◆ **WHAT THE TASK ASKS**
The records that follow must be repeated verbatim, every one of them.

◆ **STORED DATA**
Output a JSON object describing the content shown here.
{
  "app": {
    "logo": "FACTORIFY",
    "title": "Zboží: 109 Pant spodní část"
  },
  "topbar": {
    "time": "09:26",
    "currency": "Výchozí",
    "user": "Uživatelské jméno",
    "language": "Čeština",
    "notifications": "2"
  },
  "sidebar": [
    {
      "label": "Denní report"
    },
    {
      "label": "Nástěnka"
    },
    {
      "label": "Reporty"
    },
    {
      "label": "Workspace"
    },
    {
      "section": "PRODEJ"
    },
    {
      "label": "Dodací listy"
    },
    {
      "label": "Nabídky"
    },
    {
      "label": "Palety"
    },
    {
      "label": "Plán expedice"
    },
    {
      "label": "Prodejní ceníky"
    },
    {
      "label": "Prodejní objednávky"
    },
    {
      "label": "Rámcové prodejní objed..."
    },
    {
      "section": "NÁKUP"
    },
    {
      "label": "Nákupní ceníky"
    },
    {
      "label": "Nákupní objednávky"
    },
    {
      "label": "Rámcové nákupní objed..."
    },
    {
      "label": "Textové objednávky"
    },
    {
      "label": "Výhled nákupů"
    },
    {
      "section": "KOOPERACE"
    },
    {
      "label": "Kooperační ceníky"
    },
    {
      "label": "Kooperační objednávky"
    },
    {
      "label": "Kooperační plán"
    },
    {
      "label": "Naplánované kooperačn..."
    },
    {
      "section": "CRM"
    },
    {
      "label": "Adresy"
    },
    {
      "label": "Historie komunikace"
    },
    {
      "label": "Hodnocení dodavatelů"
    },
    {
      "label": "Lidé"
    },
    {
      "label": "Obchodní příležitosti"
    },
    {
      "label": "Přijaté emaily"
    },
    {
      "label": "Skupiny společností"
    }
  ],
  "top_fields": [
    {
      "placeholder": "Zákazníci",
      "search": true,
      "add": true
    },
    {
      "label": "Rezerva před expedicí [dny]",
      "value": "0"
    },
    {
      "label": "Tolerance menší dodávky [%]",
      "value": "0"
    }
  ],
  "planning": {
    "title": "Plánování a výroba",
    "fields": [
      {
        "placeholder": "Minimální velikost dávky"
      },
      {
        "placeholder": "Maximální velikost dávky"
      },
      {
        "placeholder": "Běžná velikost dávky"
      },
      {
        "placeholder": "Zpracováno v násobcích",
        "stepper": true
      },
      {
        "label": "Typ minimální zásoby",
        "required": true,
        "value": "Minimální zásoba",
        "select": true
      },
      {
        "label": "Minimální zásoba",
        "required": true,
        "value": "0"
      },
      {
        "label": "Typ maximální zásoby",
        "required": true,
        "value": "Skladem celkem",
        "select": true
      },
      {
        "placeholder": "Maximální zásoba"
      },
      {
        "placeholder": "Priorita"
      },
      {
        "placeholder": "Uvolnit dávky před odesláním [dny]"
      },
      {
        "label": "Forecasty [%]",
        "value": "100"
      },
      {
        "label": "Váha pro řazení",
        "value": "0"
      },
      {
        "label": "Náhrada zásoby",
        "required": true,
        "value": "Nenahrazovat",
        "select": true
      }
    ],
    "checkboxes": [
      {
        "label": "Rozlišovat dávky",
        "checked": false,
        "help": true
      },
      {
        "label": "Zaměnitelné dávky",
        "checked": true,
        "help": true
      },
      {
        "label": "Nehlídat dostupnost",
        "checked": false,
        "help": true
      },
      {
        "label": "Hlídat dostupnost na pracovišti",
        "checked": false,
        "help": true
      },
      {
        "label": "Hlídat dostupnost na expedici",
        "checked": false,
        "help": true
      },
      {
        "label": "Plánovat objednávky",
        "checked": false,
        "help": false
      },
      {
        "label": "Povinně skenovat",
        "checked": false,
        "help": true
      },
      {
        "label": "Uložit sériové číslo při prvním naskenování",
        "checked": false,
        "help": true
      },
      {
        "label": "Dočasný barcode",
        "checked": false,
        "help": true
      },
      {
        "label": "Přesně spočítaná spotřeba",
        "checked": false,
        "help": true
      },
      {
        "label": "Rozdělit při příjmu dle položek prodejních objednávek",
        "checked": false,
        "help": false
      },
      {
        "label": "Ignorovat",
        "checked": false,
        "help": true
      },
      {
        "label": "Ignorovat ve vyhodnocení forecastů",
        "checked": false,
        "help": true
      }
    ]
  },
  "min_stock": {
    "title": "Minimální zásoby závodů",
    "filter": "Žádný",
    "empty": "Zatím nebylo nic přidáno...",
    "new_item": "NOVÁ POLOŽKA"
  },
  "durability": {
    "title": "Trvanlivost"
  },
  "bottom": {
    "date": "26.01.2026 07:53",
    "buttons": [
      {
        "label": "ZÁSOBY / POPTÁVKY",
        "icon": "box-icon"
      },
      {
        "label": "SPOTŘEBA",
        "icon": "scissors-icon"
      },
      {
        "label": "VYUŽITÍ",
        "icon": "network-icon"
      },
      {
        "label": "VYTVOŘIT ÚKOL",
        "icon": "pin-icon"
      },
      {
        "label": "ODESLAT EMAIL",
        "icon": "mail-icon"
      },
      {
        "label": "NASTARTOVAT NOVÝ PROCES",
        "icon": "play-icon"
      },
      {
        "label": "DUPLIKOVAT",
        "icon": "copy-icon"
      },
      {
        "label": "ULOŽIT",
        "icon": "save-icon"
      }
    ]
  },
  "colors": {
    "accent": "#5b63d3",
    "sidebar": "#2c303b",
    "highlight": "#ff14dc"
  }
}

◆ **CORRECT RESULT**
Output a JSON object describing the content shown here.
{
  "app": {
    "logo": "FACTORIFY",
    "title": "Zboží: 109 Pant spodní část"
  },
  "topbar": {
    "time": "09:26",
    "currency": "Výchozí",
    "user": "Uživatelské jméno",
    "language": "Čeština",
    "notifications": "2"
  },
  "sidebar": [
    {
      "label": "Denní report"
    },
    {
      "label": "Nástěnka"
    },
    {
      "label": "Reporty"
    },
    {
      "label": "Workspace"
    },
    {
      "section": "PRODEJ"
    },
    {
      "label": "Dodací listy"
    },
    {
      "label": "Nabídky"
    },
    {
      "label": "Palety"
    },
    {
      "label": "Plán expedice"
    },
    {
      "label": "Prodejní ceníky"
    },
    {
      "label": "Prodejní objednávky"
    },
    {
      "label": "Rámcové prodejní objed..."
    },
    {
      "section": "NÁKUP"
    },
    {
      "label": "Nákupní ceníky"
    },
    {
      "label": "Nákupní objednávky"
    },
    {
      "label": "Rámcové nákupní objed..."
    },
    {
      "label": "Textové objednávky"
    },
    {
      "label": "Výhled nákupů"
    },
    {
      "section": "KOOPERACE"
    },
    {
      "label": "Kooperační ceníky"
    },
    {
      "label": "Kooperační objednávky"
    },
    {
      "label": "Kooperační plán"
    },
    {
      "label": "Naplánované kooperačn..."
    },
    {
      "section": "CRM"
    },
    {
      "label": "Adresy"
    },
    {
      "label": "Historie komunikace"
    },
    {
      "label": "Hodnocení dodavatelů"
    },
    {
      "label": "Lidé"
    },
    {
      "label": "Obchodní příležitosti"
    },
    {
      "label": "Přijaté emaily"
    },
    {
      "label": "Skupiny společností"
    }
  ],
  "top_fields": [
    {
      "placeholder": "Zákazníci",
      "search": true,
      "add": true
    },
    {
      "label": "Rezerva před expedicí [dny]",
      "value": "0"
    },
    {
      "label": "Tolerance menší dodávky [%]",
      "value": "0"
    }
  ],
  "planning": {
    "title": "Plánování a výroba",
    "fields": [
      {
        "placeholder": "Minimální velikost dávky"
      },
      {
        "placeholder": "Maximální velikost dávky"
      },
      {
        "placeholder": "Běžná velikost dávky"
      },
      {
        "placeholder": "Zpracováno v násobcích",
        "stepper": true
      },
      {
        "label": "Typ minimální zásoby",
        "required": true,
        "value": "Minimální zásoba",
        "select": true
      },
      {
        "label": "Minimální zásoba",
        "required": true,
        "value": "0"
      },
      {
        "label": "Typ maximální zásoby",
        "required": true,
        "value": "Skladem celkem",
        "select": true
      },
      {
        "placeholder": "Maximální zásoba"
      },
      {
        "placeholder": "Priorita"
      },
      {
        "placeholder": "Uvolnit dávky před odesláním [dny]"
      },
      {
        "label": "Forecasty [%]",
        "value": "100"
      },
      {
        "label": "Váha pro řazení",
        "value": "0"
      },
      {
        "label": "Náhrada zásoby",
        "required": true,
        "value": "Nenahrazovat",
        "select": true
      }
    ],
    "checkboxes": [
      {
        "label": "Rozlišovat dávky",
        "checked": false,
        "help": true
      },
      {
        "label": "Zaměnitelné dávky",
        "checked": true,
        "help": true
      },
      {
        "label": "Nehlídat dostupnost",
        "checked": false,
        "help": true
      },
      {
        "label": "Hlídat dostupnost na pracovišti",
        "checked": false,
        "help": true
      },
      {
        "label": "Hlídat dostupnost na expedici",
        "checked": false,
        "help": true
      },
      {
        "label": "Plánovat objednávky",
        "checked": false,
        "help": false
      },
      {
        "label": "Povinně skenovat",
        "checked": false,
        "help": true
      },
      {
        "label": "Uložit sériové číslo při prvním naskenování",
        "checked": false,
        "help": true
      },
      {
        "label": "Dočasný barcode",
        "checked": false,
        "help": true
      },
      {
        "label": "Přesně spočítaná spotřeba",
        "checked": false,
        "help": true
      },
      {
        "label": "Rozdělit při příjmu dle položek prodejních objednávek",
        "checked": false,
        "help": false
      },
      {
        "label": "Ignorovat",
        "checked": false,
        "help": true
      },
      {
        "label": "Ignorovat ve vyhodnocení forecastů",
        "checked": false,
        "help": true
      }
    ]
  },
  "min_stock": {
    "title": "Minimální zásoby závodů",
    "filter": "Žádný",
    "empty": "Zatím nebylo nic přidáno...",
    "new_item": "NOVÁ POLOŽKA"
  },
  "durability": {
    "title": "Trvanlivost"
  },
  "bottom": {
    "date": "26.01.2026 07:53",
    "buttons": [
      {
        "label": "ZÁSOBY / POPTÁVKY",
        "icon": "box-icon"
      },
      {
        "label": "SPOTŘEBA",
        "icon": "scissors-icon"
      },
      {
        "label": "VYUŽITÍ",
        "icon": "network-icon"
      },
      {
        "label": "VYTVOŘIT ÚKOL",
        "icon": "pin-icon"
      },
      {
        "label": "ODESLAT EMAIL",
        "icon": "mail-icon"
      },
      {
        "label": "NASTARTOVAT NOVÝ PROCES",
        "icon": "play-icon"
      },
      {
        "label": "DUPLIKOVAT",
        "icon": "copy-icon"
      },
      {
        "label": "ULOŽIT",
        "icon": "save-icon"
      }
    ]
  },
  "colors": {
    "accent": "#5b63d3",
    "sidebar": "#2c303b",
    "highlight": "#ff14dc"
  }
}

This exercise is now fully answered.